"""

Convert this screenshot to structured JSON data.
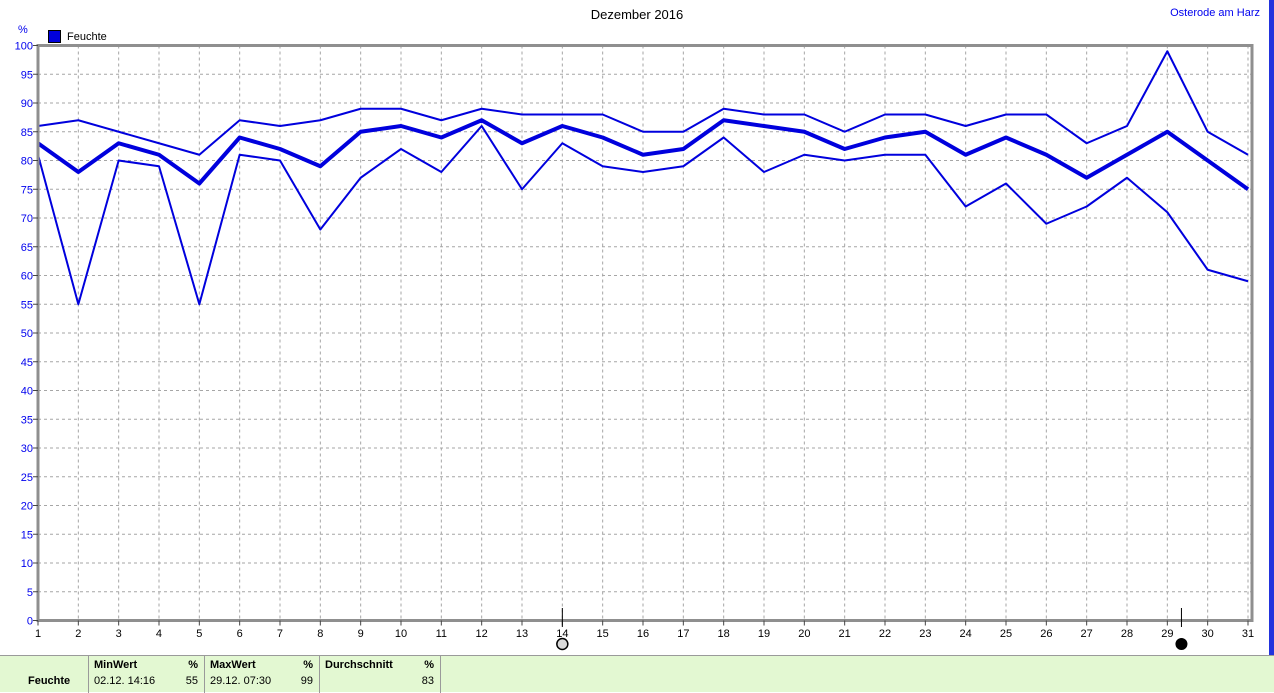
{
  "header": {
    "title": "Dezember 2016",
    "station": "Osterode am Harz"
  },
  "legend": {
    "label": "Feuchte",
    "unit": "%"
  },
  "chart_data": {
    "type": "line",
    "title": "Dezember 2016",
    "ylabel": "%",
    "legend": [
      "Feuchte"
    ],
    "line_color": "#0000dd",
    "grid": true,
    "xlim": [
      1,
      31
    ],
    "ylim": [
      0,
      100
    ],
    "x": [
      1,
      2,
      3,
      4,
      5,
      6,
      7,
      8,
      9,
      10,
      11,
      12,
      13,
      14,
      15,
      16,
      17,
      18,
      19,
      20,
      21,
      22,
      23,
      24,
      25,
      26,
      27,
      28,
      29,
      30,
      31
    ],
    "xticks": [
      1,
      2,
      3,
      4,
      5,
      6,
      7,
      8,
      9,
      10,
      11,
      12,
      13,
      14,
      15,
      16,
      17,
      18,
      19,
      20,
      21,
      22,
      23,
      24,
      25,
      26,
      27,
      28,
      29,
      30,
      31
    ],
    "yticks": [
      0,
      5,
      10,
      15,
      20,
      25,
      30,
      35,
      40,
      45,
      50,
      55,
      60,
      65,
      70,
      75,
      80,
      85,
      90,
      95,
      100
    ],
    "series": [
      {
        "id": "max",
        "name": "Feuchte Maximum",
        "values": [
          86,
          87,
          85,
          83,
          81,
          87,
          86,
          87,
          89,
          89,
          87,
          89,
          88,
          88,
          88,
          85,
          85,
          89,
          88,
          88,
          85,
          88,
          88,
          86,
          88,
          88,
          83,
          86,
          99,
          85,
          81
        ]
      },
      {
        "id": "avg",
        "name": "Feuchte Durchschnitt",
        "emphasis": "thick",
        "values": [
          83,
          78,
          83,
          81,
          76,
          84,
          82,
          79,
          85,
          86,
          84,
          87,
          83,
          86,
          84,
          81,
          82,
          87,
          86,
          85,
          82,
          84,
          85,
          81,
          84,
          81,
          77,
          81,
          85,
          80,
          75
        ]
      },
      {
        "id": "min",
        "name": "Feuchte Minimum",
        "values": [
          81,
          55,
          80,
          79,
          55,
          81,
          80,
          68,
          77,
          82,
          78,
          86,
          75,
          83,
          79,
          78,
          79,
          84,
          78,
          81,
          80,
          81,
          81,
          72,
          76,
          69,
          72,
          77,
          71,
          61,
          59
        ]
      }
    ],
    "annotations": [
      {
        "type": "full-moon",
        "x": 14.0
      },
      {
        "type": "new-moon",
        "x": 29.35
      }
    ]
  },
  "summary_bar": {
    "row_label": "Feuchte",
    "cells": [
      {
        "header": "MinWert",
        "unit": "%",
        "datetime": "02.12. 14:16",
        "value": "55"
      },
      {
        "header": "MaxWert",
        "unit": "%",
        "datetime": "29.12. 07:30",
        "value": "99"
      },
      {
        "header": "Durchschnitt",
        "unit": "%",
        "datetime": "",
        "value": "83"
      }
    ]
  }
}
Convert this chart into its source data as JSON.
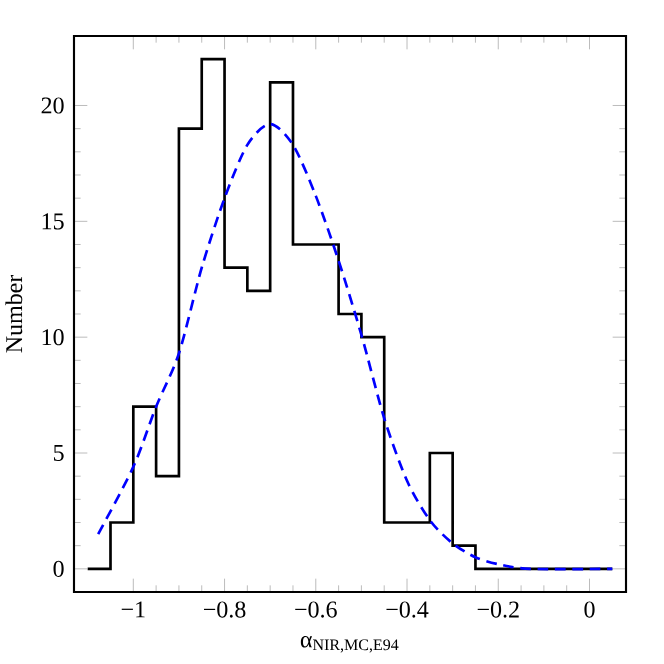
{
  "chart_data": {
    "type": "histogram",
    "xlabel": "α$_{NIR,MC,E94}$",
    "ylabel": "Number",
    "xlim": [
      -1.13,
      0.08
    ],
    "ylim": [
      -1,
      23
    ],
    "xticks": [
      {
        "value": -1,
        "label": "−1"
      },
      {
        "value": -0.8,
        "label": "−0.8"
      },
      {
        "value": -0.6,
        "label": "−0.6"
      },
      {
        "value": -0.4,
        "label": "−0.4"
      },
      {
        "value": -0.2,
        "label": "−0.2"
      },
      0
    ],
    "yticks": [
      0,
      5,
      10,
      15,
      20
    ],
    "grid": false,
    "series": [
      {
        "color": "#000000",
        "bins": [
          -1.1,
          -1.05,
          -1.0,
          -0.95,
          -0.9,
          -0.85,
          -0.8,
          -0.75,
          -0.7,
          -0.65,
          -0.6,
          -0.55,
          -0.5,
          -0.45,
          -0.4,
          -0.35,
          -0.3,
          -0.25,
          -0.2,
          -0.15,
          -0.1,
          -0.05,
          0.0,
          0.05
        ],
        "values": [
          0,
          2,
          7,
          4,
          19,
          22,
          13,
          12,
          21,
          14,
          14,
          11,
          10,
          2,
          2,
          5,
          1,
          0,
          0,
          0,
          0,
          0,
          0
        ]
      },
      {
        "type": "line",
        "color": "#0000ff",
        "line_style": "dashed",
        "x": [
          -1.077,
          -1.0,
          -0.95,
          -0.9,
          -0.85,
          -0.8,
          -0.75,
          -0.7,
          -0.65,
          -0.6,
          -0.55,
          -0.5,
          -0.45,
          -0.4,
          -0.35,
          -0.3,
          -0.25,
          -0.2,
          -0.13,
          0.05
        ],
        "values": [
          1.5,
          4.4,
          7,
          9.3,
          13,
          16,
          18.3,
          19.2,
          18.3,
          16.1,
          13.3,
          10.1,
          6.5,
          3.8,
          2.1,
          1.1,
          0.5,
          0.2,
          0,
          0
        ]
      }
    ]
  }
}
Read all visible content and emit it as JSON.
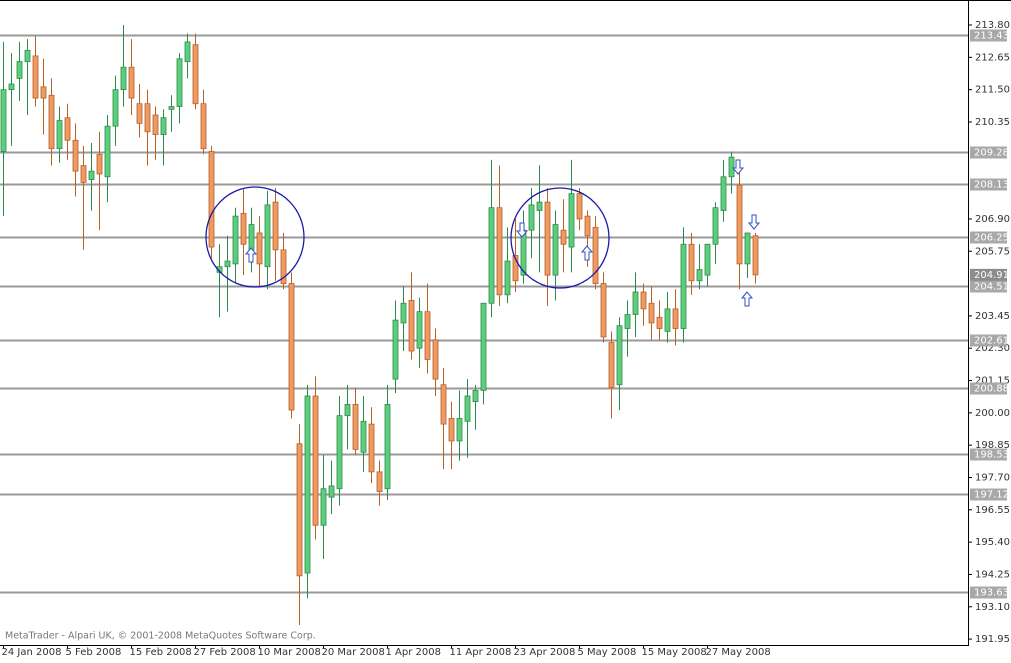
{
  "chart_data": {
    "type": "candlestick",
    "footer": "MetaTrader - Alpari UK, © 2001-2008 MetaQuotes Software Corp.",
    "categories": [
      "24 Jan 2008",
      null,
      null,
      null,
      null,
      null,
      null,
      null,
      "5 Feb 2008",
      null,
      null,
      null,
      null,
      null,
      null,
      null,
      "15 Feb 2008",
      null,
      null,
      null,
      null,
      null,
      null,
      null,
      "27 Feb 2008",
      null,
      null,
      null,
      null,
      null,
      null,
      null,
      "10 Mar 2008",
      null,
      null,
      null,
      null,
      null,
      null,
      null,
      "20 Mar 2008",
      null,
      null,
      null,
      null,
      null,
      null,
      null,
      "1 Apr 2008",
      null,
      null,
      null,
      null,
      null,
      null,
      null,
      "11 Apr 2008",
      null,
      null,
      null,
      null,
      null,
      null,
      null,
      "23 Apr 2008",
      null,
      null,
      null,
      null,
      null,
      null,
      null,
      "5 May 2008",
      null,
      null,
      null,
      null,
      null,
      null,
      null,
      "15 May 2008",
      null,
      null,
      null,
      null,
      null,
      null,
      null,
      "27 May 2008",
      null,
      null,
      null,
      null,
      null,
      null
    ],
    "open": [
      209.3,
      211.5,
      211.9,
      212.5,
      212.7,
      211.6,
      211.3,
      209.4,
      210.5,
      209.7,
      208.8,
      208.3,
      209.2,
      208.4,
      210.2,
      211.5,
      212.3,
      211.0,
      211.0,
      210.6,
      209.9,
      210.8,
      210.9,
      212.5,
      213.1,
      211.0,
      209.3,
      205.0,
      205.2,
      205.3,
      207.1,
      205.8,
      206.4,
      205.2,
      207.5,
      205.8,
      204.6,
      198.9,
      194.3,
      200.6,
      196.0,
      197.0,
      197.3,
      199.9,
      200.3,
      198.6,
      199.6,
      197.9,
      197.3,
      201.2,
      203.2,
      204.0,
      202.3,
      203.6,
      202.6,
      201.0,
      199.8,
      199.0,
      199.7,
      200.4,
      200.8,
      203.9,
      207.3,
      204.2,
      205.6,
      204.9,
      206.5,
      207.2,
      207.5,
      204.9,
      206.5,
      205.9,
      207.8,
      207.0,
      206.6,
      204.6,
      202.5,
      201.0,
      203.0,
      203.5,
      204.3,
      203.9,
      203.4,
      202.9,
      203.7,
      203.0,
      206.0,
      204.7,
      204.9,
      206.0,
      207.2,
      208.4,
      208.1,
      205.3,
      206.3
    ],
    "high": [
      213.2,
      212.8,
      213.2,
      213.3,
      213.4,
      212.6,
      211.9,
      210.9,
      211.0,
      210.3,
      209.5,
      209.6,
      210.0,
      210.6,
      212.0,
      213.8,
      213.3,
      211.7,
      211.5,
      210.9,
      210.8,
      211.3,
      212.8,
      213.5,
      213.5,
      211.5,
      209.5,
      206.0,
      206.3,
      207.3,
      208.0,
      207.3,
      207.0,
      207.9,
      208.0,
      206.4,
      205.0,
      199.6,
      201.0,
      201.3,
      198.5,
      198.3,
      200.6,
      201.0,
      200.9,
      200.6,
      200.2,
      198.3,
      201.0,
      204.0,
      204.5,
      205.0,
      204.1,
      204.6,
      203.0,
      201.6,
      200.4,
      200.8,
      201.2,
      201.0,
      203.9,
      209.0,
      208.8,
      206.6,
      206.9,
      207.2,
      208.0,
      208.8,
      208.0,
      207.2,
      207.6,
      209.0,
      208.0,
      207.2,
      207.0,
      205.0,
      202.9,
      203.4,
      204.0,
      205.0,
      204.6,
      204.5,
      204.0,
      204.3,
      204.4,
      206.6,
      206.4,
      206.0,
      206.0,
      207.5,
      209.0,
      209.3,
      208.6,
      206.4,
      206.4
    ],
    "low": [
      207.0,
      209.5,
      211.1,
      210.6,
      210.9,
      209.9,
      208.8,
      208.9,
      209.0,
      207.7,
      205.8,
      207.2,
      206.5,
      207.5,
      209.5,
      210.9,
      210.6,
      209.8,
      208.8,
      209.0,
      208.8,
      210.0,
      210.3,
      211.9,
      210.8,
      209.2,
      205.5,
      203.4,
      203.6,
      204.6,
      204.9,
      205.0,
      204.5,
      204.4,
      204.7,
      204.4,
      199.8,
      192.45,
      193.4,
      195.5,
      194.8,
      196.4,
      196.7,
      198.7,
      198.5,
      197.9,
      197.5,
      196.7,
      196.9,
      200.7,
      202.2,
      201.9,
      201.6,
      201.4,
      200.6,
      198.0,
      198.0,
      198.3,
      198.4,
      199.4,
      200.3,
      203.4,
      203.8,
      203.9,
      204.3,
      204.6,
      205.5,
      205.0,
      203.8,
      204.0,
      205.0,
      205.0,
      206.5,
      205.2,
      204.4,
      202.5,
      199.8,
      200.1,
      202.0,
      202.7,
      203.1,
      202.6,
      202.6,
      202.5,
      202.4,
      202.5,
      204.2,
      204.4,
      204.5,
      205.3,
      206.8,
      207.8,
      204.4,
      204.8,
      204.6
    ],
    "close": [
      211.5,
      211.7,
      212.5,
      212.9,
      211.2,
      211.2,
      209.4,
      210.4,
      209.7,
      208.6,
      208.2,
      208.6,
      208.5,
      210.2,
      211.5,
      212.3,
      211.2,
      210.3,
      210.0,
      209.9,
      210.5,
      210.9,
      212.6,
      213.2,
      211.0,
      209.4,
      205.9,
      205.2,
      205.4,
      207.0,
      206.0,
      206.7,
      205.3,
      207.4,
      205.8,
      204.6,
      200.1,
      194.2,
      200.6,
      196.0,
      197.3,
      197.4,
      199.9,
      200.3,
      198.7,
      199.7,
      197.9,
      197.2,
      200.3,
      203.3,
      203.9,
      202.2,
      203.6,
      201.9,
      201.2,
      199.6,
      199.0,
      199.8,
      200.6,
      200.8,
      203.9,
      207.3,
      204.2,
      205.4,
      204.7,
      206.5,
      207.4,
      207.5,
      204.9,
      206.7,
      206.0,
      207.8,
      206.9,
      206.3,
      204.6,
      202.7,
      200.9,
      203.1,
      203.5,
      204.3,
      203.7,
      203.2,
      203.0,
      203.7,
      203.0,
      206.0,
      204.7,
      205.1,
      206.0,
      207.3,
      208.4,
      209.1,
      205.3,
      206.4,
      204.91
    ],
    "up_color": "#5ccf7d",
    "down_color": "#ee9a62",
    "ylim": [
      191.74,
      214.69
    ],
    "yticks": [
      {
        "value": 213.8,
        "label": "213.80"
      },
      212.65,
      {
        "value": 211.5,
        "label": "211.50"
      },
      210.35,
      {
        "value": 206.9,
        "label": "206.90"
      },
      205.75,
      203.45,
      {
        "value": 202.3,
        "label": "202.30"
      },
      201.15,
      {
        "value": 200,
        "label": "200.00"
      },
      198.85,
      {
        "value": 197.7,
        "label": "197.70"
      },
      196.55,
      {
        "value": 195.4,
        "label": "195.40"
      },
      194.25,
      {
        "value": 193.1,
        "label": "193.10"
      },
      191.95
    ],
    "hlines": [
      213.43,
      209.28,
      208.13,
      206.25,
      204.51,
      202.61,
      200.88,
      198.53,
      197.12,
      193.63
    ],
    "last_price": 204.91
  }
}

"""

## Goal of the exercise
In the listing, find every line containing the word "Durchschnitt" and list it.

## Worked answer
        "name": "Feuchte Durchschnitt",
        "header": "Durchschnitt",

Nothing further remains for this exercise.